***** Records for the exercise *****

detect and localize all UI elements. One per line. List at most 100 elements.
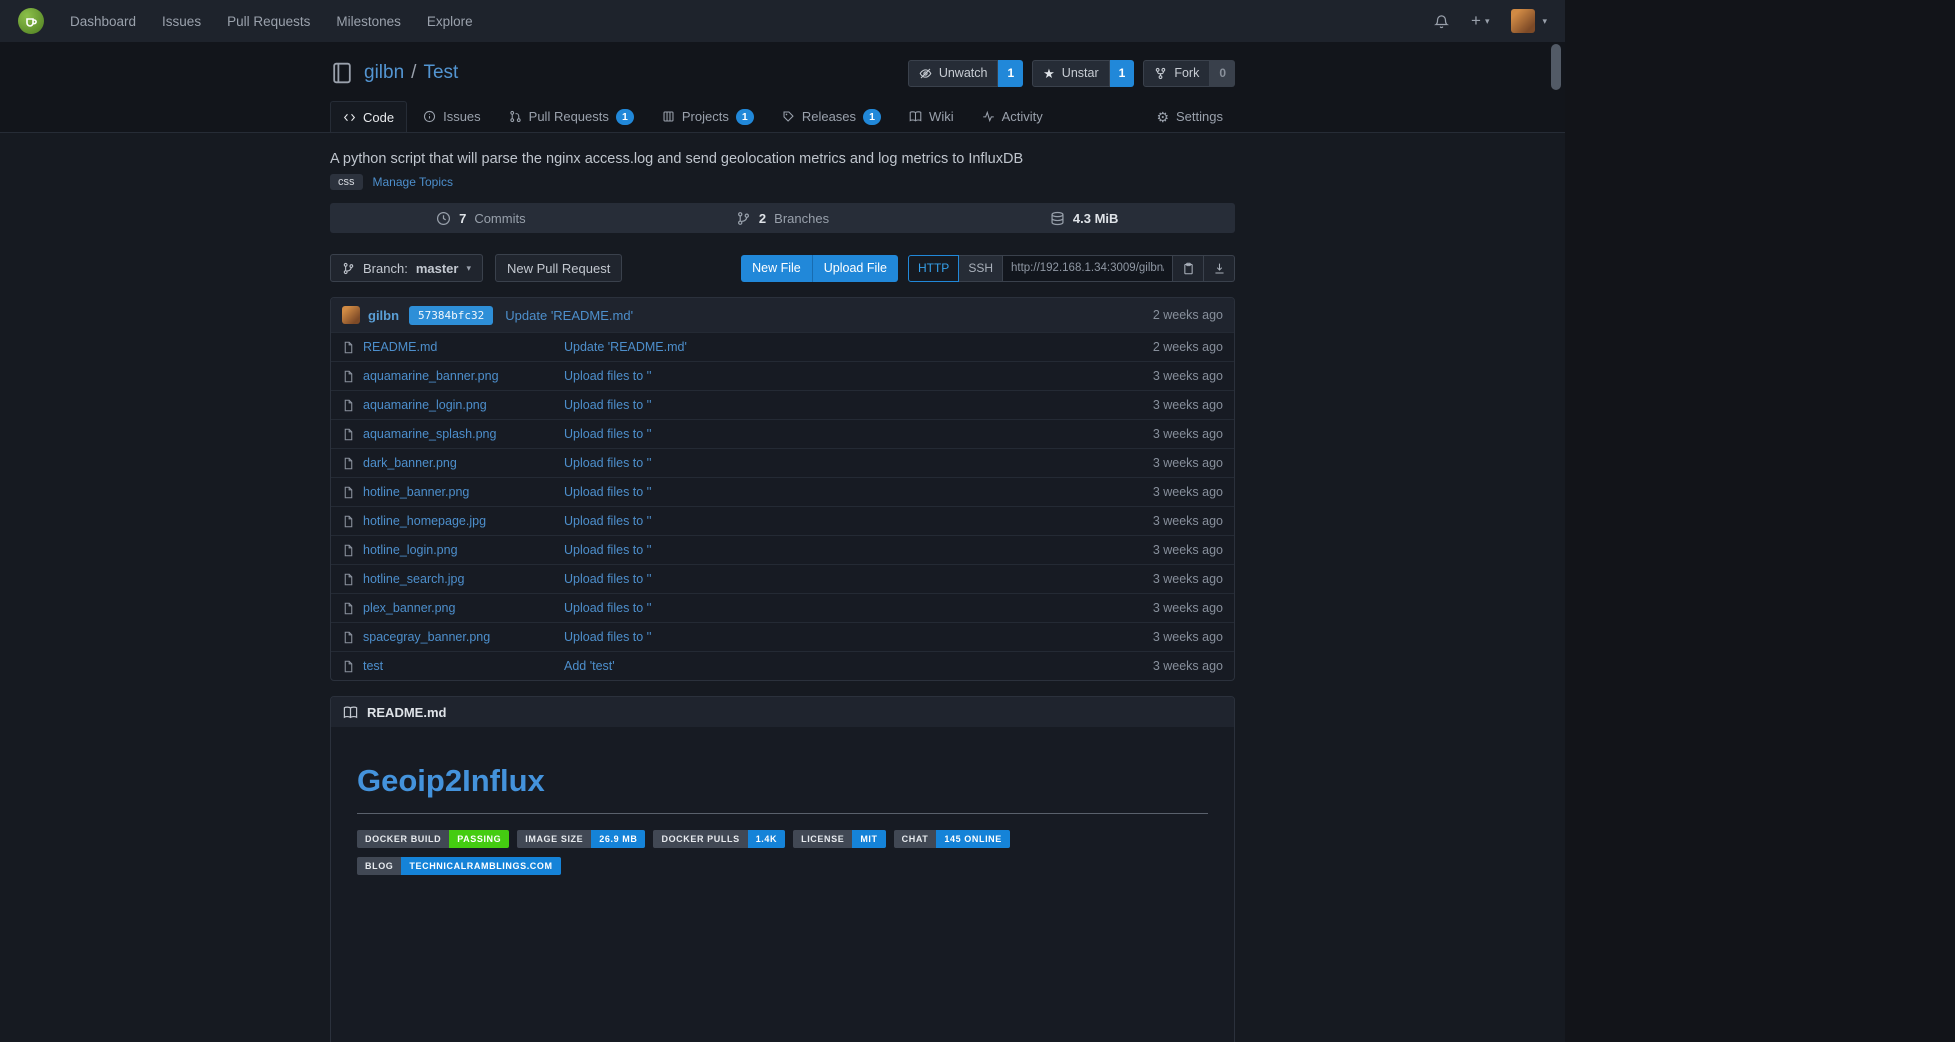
file-name-cell: dark_banner.png [342,456,564,470]
branch-name: master [416,261,459,276]
file-name-link[interactable]: README.md [363,340,437,354]
pulse-icon [982,110,995,123]
new-pull-request-button[interactable]: New Pull Request [495,254,622,282]
gitea-logo[interactable] [18,8,44,34]
bell-icon[interactable] [1434,14,1449,29]
tab-label: Activity [1002,109,1043,124]
commit-message-link[interactable]: Upload files to '' [564,630,1093,644]
fork-button[interactable]: Fork [1143,60,1210,87]
tab-pull-requests[interactable]: Pull Requests 1 [497,101,646,132]
file-name-cell: aquamarine_banner.png [342,369,564,383]
manage-topics-link[interactable]: Manage Topics [373,175,454,189]
ssh-toggle-button[interactable]: SSH [959,255,1003,282]
file-icon [342,486,355,499]
commit-author-link[interactable]: gilbn [368,308,399,323]
commit-message-link[interactable]: Upload files to '' [564,485,1093,499]
badge-label: BLOG [357,857,401,875]
branch-selector[interactable]: Branch: master ▾ [330,254,483,282]
clock-icon [436,211,451,226]
tab-code[interactable]: Code [330,101,407,132]
commit-message-link[interactable]: Update 'README.md' [564,340,1093,354]
nav-issues[interactable]: Issues [162,14,201,29]
toolbar-right: New File Upload File HTTP SSH [741,255,1235,282]
commit-message-link[interactable]: Upload files to '' [564,572,1093,586]
commit-message-link[interactable]: Upload files to '' [564,601,1093,615]
badge-label: IMAGE SIZE [517,830,591,848]
unstar-button[interactable]: ★ Unstar [1032,60,1109,87]
commit-hash-badge[interactable]: 57384bfc32 [409,306,493,325]
vertical-scrollbar-thumb[interactable] [1551,44,1561,90]
repo-name-link[interactable]: Test [423,62,458,83]
nav-explore[interactable]: Explore [427,14,473,29]
new-file-button[interactable]: New File [741,255,813,282]
file-name-link[interactable]: hotline_login.png [363,543,458,557]
tab-settings[interactable]: ⚙ Settings [1144,101,1235,132]
commits-label: Commits [474,211,525,226]
unwatch-label: Unwatch [939,66,988,80]
browser-viewport: Dashboard Issues Pull Requests Milestone… [0,0,1565,1042]
commit-message-link[interactable]: Upload files to '' [564,456,1093,470]
repo-owner-link[interactable]: gilbn [364,62,404,83]
forks-count[interactable]: 0 [1210,60,1235,87]
file-name-link[interactable]: aquamarine_login.png [363,398,487,412]
star-group: ★ Unstar 1 [1032,60,1134,87]
copy-url-button[interactable] [1173,255,1204,282]
file-name-link[interactable]: hotline_homepage.jpg [363,514,486,528]
clone-url-input[interactable] [1003,255,1173,282]
stars-count[interactable]: 1 [1110,60,1135,87]
tab-projects[interactable]: Projects 1 [650,101,766,132]
watch-group: Unwatch 1 [908,60,1023,87]
table-row: hotline_search.jpg Upload files to '' 3 … [331,564,1234,593]
commits-stat[interactable]: 7 Commits [330,203,632,233]
file-name-link[interactable]: hotline_search.jpg [363,572,464,586]
topic-chip-css[interactable]: css [330,174,363,190]
file-name-link[interactable]: dark_banner.png [363,456,457,470]
commit-author-avatar[interactable] [342,306,360,324]
file-icon [342,457,355,470]
commit-message-link[interactable]: Upload files to '' [564,514,1093,528]
file-name-link[interactable]: hotline_banner.png [363,485,469,499]
tab-releases[interactable]: Releases 1 [770,101,893,132]
unwatch-button[interactable]: Unwatch [908,60,999,87]
file-name-link[interactable]: aquamarine_splash.png [363,427,496,441]
file-table: gilbn 57384bfc32 Update 'README.md' 2 we… [330,297,1235,681]
branches-stat[interactable]: 2 Branches [632,203,934,233]
commit-message-link[interactable]: Upload files to '' [564,543,1093,557]
file-name-cell: hotline_banner.png [342,485,564,499]
file-age: 3 weeks ago [1093,543,1223,557]
file-name-cell: hotline_search.jpg [342,572,564,586]
commit-message-link[interactable]: Upload files to '' [564,369,1093,383]
pull-request-icon [509,110,522,123]
file-name-link[interactable]: test [363,659,383,673]
download-button[interactable] [1204,255,1235,282]
nav-dashboard[interactable]: Dashboard [70,14,136,29]
nav-milestones[interactable]: Milestones [336,14,401,29]
latest-commit-message[interactable]: Update 'README.md' [505,308,633,323]
latest-commit-age: 2 weeks ago [1153,308,1223,322]
user-menu[interactable]: ▾ [1511,9,1547,33]
readme-badge: BLOG TECHNICALRAMBLINGS.COM [357,857,561,875]
http-toggle-button[interactable]: HTTP [908,255,959,282]
tab-label: Pull Requests [529,109,609,124]
table-row: aquamarine_banner.png Upload files to ''… [331,361,1234,390]
repo-stats-bar: 7 Commits 2 Branches 4.3 MiB [330,203,1235,233]
nav-pull-requests[interactable]: Pull Requests [227,14,310,29]
watchers-count[interactable]: 1 [998,60,1023,87]
avatar[interactable] [1511,9,1535,33]
commit-message-link[interactable]: Upload files to '' [564,427,1093,441]
tab-wiki[interactable]: Wiki [897,101,966,132]
tab-activity[interactable]: Activity [970,101,1055,132]
tab-label: Projects [682,109,729,124]
tab-issues[interactable]: Issues [411,101,493,132]
commit-message-link[interactable]: Upload files to '' [564,398,1093,412]
file-name-cell: aquamarine_splash.png [342,427,564,441]
file-name-link[interactable]: spacegray_banner.png [363,630,490,644]
upload-file-button[interactable]: Upload File [813,255,898,282]
table-row: aquamarine_splash.png Upload files to ''… [331,419,1234,448]
commit-message-link[interactable]: Add 'test' [564,659,1093,673]
tab-label: Code [363,110,394,125]
file-age: 3 weeks ago [1093,514,1223,528]
file-name-link[interactable]: plex_banner.png [363,601,455,615]
file-name-link[interactable]: aquamarine_banner.png [363,369,499,383]
create-new-menu[interactable]: +▾ [1471,11,1489,31]
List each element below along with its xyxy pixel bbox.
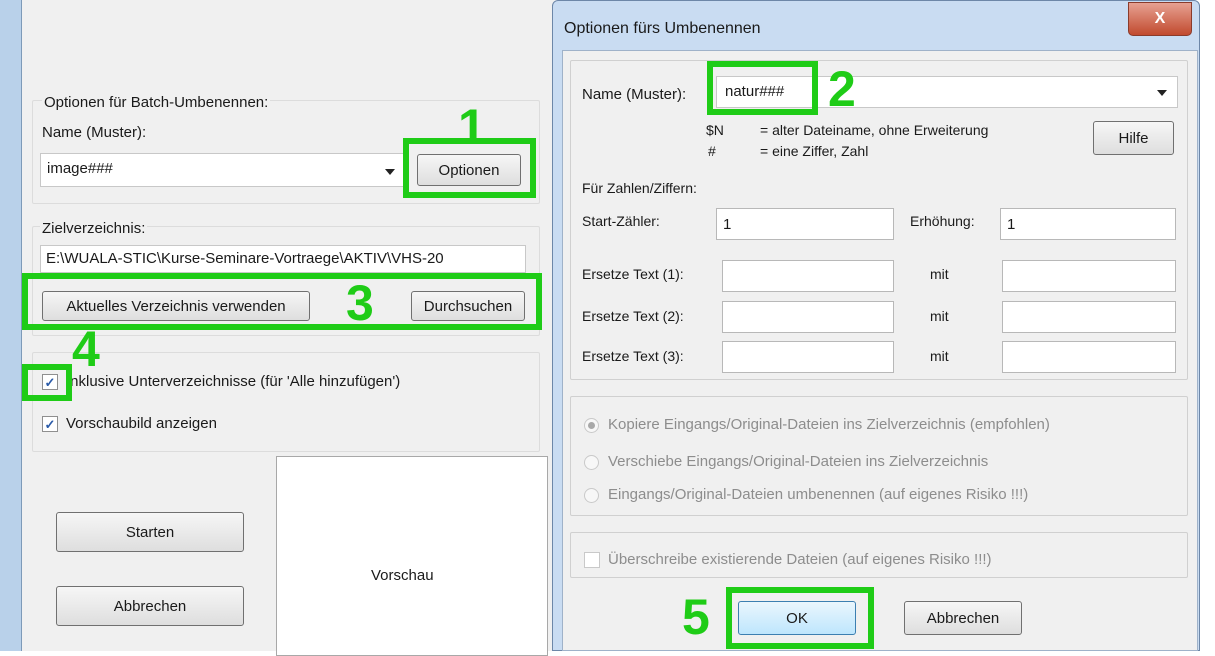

*****

Reproduce all of the data above line for line, with no changes. Leave out the pictures.

* Reply:
detect and localize all UI elements. One per line. List at most 100 elements.
file-name-cell: dark_banner.png [342,456,564,470]
branch-name: master [416,261,459,276]
file-name-link[interactable]: README.md [363,340,437,354]
pulse-icon [982,110,995,123]
new-pull-request-button[interactable]: New Pull Request [495,254,622,282]
gitea-logo[interactable] [18,8,44,34]
bell-icon[interactable] [1434,14,1449,29]
tab-label: Activity [1002,109,1043,124]
commit-message-link[interactable]: Upload files to '' [564,630,1093,644]
fork-button[interactable]: Fork [1143,60,1210,87]
tab-pull-requests[interactable]: Pull Requests 1 [497,101,646,132]
file-name-cell: aquamarine_banner.png [342,369,564,383]
manage-topics-link[interactable]: Manage Topics [373,175,454,189]
ssh-toggle-button[interactable]: SSH [959,255,1003,282]
file-icon [342,486,355,499]
commit-author-link[interactable]: gilbn [368,308,399,323]
commit-message-link[interactable]: Upload files to '' [564,485,1093,499]
badge-label: BLOG [357,857,401,875]
branch-selector[interactable]: Branch: master ▾ [330,254,483,282]
clock-icon [436,211,451,226]
tab-code[interactable]: Code [330,101,407,132]
commit-message-link[interactable]: Update 'README.md' [564,340,1093,354]
nav-issues[interactable]: Issues [162,14,201,29]
toolbar-right: New File Upload File HTTP SSH [741,255,1235,282]
commit-message-link[interactable]: Upload files to '' [564,572,1093,586]
commit-message-link[interactable]: Upload files to '' [564,601,1093,615]
badge-label: IMAGE SIZE [517,830,591,848]
unstar-button[interactable]: ★ Unstar [1032,60,1109,87]
commit-hash-badge[interactable]: 57384bfc32 [409,306,493,325]
vertical-scrollbar-thumb[interactable] [1551,44,1561,90]
repo-name-link[interactable]: Test [423,62,458,83]
nav-explore[interactable]: Explore [427,14,473,29]
new-file-button[interactable]: New File [741,255,813,282]
file-name-link[interactable]: hotline_login.png [363,543,458,557]
tab-settings[interactable]: ⚙ Settings [1144,101,1235,132]
commits-label: Commits [474,211,525,226]
unwatch-label: Unwatch [939,66,988,80]
browser-viewport: Dashboard Issues Pull Requests Milestone… [0,0,1565,1042]
commit-message-link[interactable]: Upload files to '' [564,456,1093,470]
repo-owner-link[interactable]: gilbn [364,62,404,83]
forks-count[interactable]: 0 [1210,60,1235,87]
file-name-link[interactable]: aquamarine_login.png [363,398,487,412]
star-group: ★ Unstar 1 [1032,60,1134,87]
copy-url-button[interactable] [1173,255,1204,282]
file-name-link[interactable]: hotline_homepage.jpg [363,514,486,528]
clone-url-input[interactable] [1003,255,1173,282]
stars-count[interactable]: 1 [1110,60,1135,87]
tab-projects[interactable]: Projects 1 [650,101,766,132]
watch-group: Unwatch 1 [908,60,1023,87]
table-row: hotline_search.jpg Upload files to '' 3 … [331,564,1234,593]
commits-stat[interactable]: 7 Commits [330,203,632,233]
file-name-link[interactable]: hotline_search.jpg [363,572,464,586]
topic-chip-css[interactable]: css [330,174,363,190]
file-name-link[interactable]: dark_banner.png [363,456,457,470]
commit-author-avatar[interactable] [342,306,360,324]
file-icon [342,457,355,470]
commit-message-link[interactable]: Upload files to '' [564,514,1093,528]
file-name-link[interactable]: hotline_banner.png [363,485,469,499]
tab-releases[interactable]: Releases 1 [770,101,893,132]
unwatch-button[interactable]: Unwatch [908,60,999,87]
file-name-link[interactable]: aquamarine_splash.png [363,427,496,441]
file-table: gilbn 57384bfc32 Update 'README.md' 2 we… [330,297,1235,681]
branches-stat[interactable]: 2 Branches [632,203,934,233]
commit-message-link[interactable]: Upload files to '' [564,543,1093,557]
file-name-cell: hotline_banner.png [342,485,564,499]
file-age: 3 weeks ago [1093,543,1223,557]
file-name-cell: hotline_search.jpg [342,572,564,586]
commit-message-link[interactable]: Upload files to '' [564,369,1093,383]
pull-request-icon [509,110,522,123]
file-name-link[interactable]: test [363,659,383,673]
download-button[interactable] [1204,255,1235,282]
nav-dashboard[interactable]: Dashboard [70,14,136,29]
nav-milestones[interactable]: Milestones [336,14,401,29]
latest-commit-message[interactable]: Update 'README.md' [505,308,633,323]
latest-commit-age: 2 weeks ago [1153,308,1223,322]
user-menu[interactable]: ▾ [1511,9,1547,33]
readme-badge: BLOG TECHNICALRAMBLINGS.COM [357,857,561,875]
http-toggle-button[interactable]: HTTP [908,255,959,282]
tab-label: Pull Requests [529,109,609,124]
table-row: aquamarine_banner.png Upload files to ''… [331,361,1234,390]
repo-stats-bar: 7 Commits 2 Branches 4.3 MiB [330,203,1235,233]
nav-pull-requests[interactable]: Pull Requests [227,14,310,29]
watchers-count[interactable]: 1 [998,60,1023,87]
avatar[interactable] [1511,9,1535,33]
commit-message-link[interactable]: Upload files to '' [564,427,1093,441]
tab-wiki[interactable]: Wiki [897,101,966,132]
tab-activity[interactable]: Activity [970,101,1055,132]
tab-label: Projects [682,109,729,124]
tab-issues[interactable]: Issues [411,101,493,132]
commit-message-link[interactable]: Upload files to '' [564,398,1093,412]
file-name-cell: aquamarine_splash.png [342,427,564,441]
file-name-link[interactable]: spacegray_banner.png [363,630,490,644]
upload-file-button[interactable]: Upload File [813,255,898,282]
table-row: aquamarine_splash.png Upload files to ''… [331,419,1234,448]
commit-message-link[interactable]: Add 'test' [564,659,1093,673]
tab-label: Code [363,110,394,125]
file-age: 3 weeks ago [1093,514,1223,528]
file-name-link[interactable]: plex_banner.png [363,601,455,615]
file-name-link[interactable]: aquamarine_banner.png [363,369,499,383]
create-new-menu[interactable]: +▾ [1471,11,1489,31]
List each element below along with its xyxy pixel bbox.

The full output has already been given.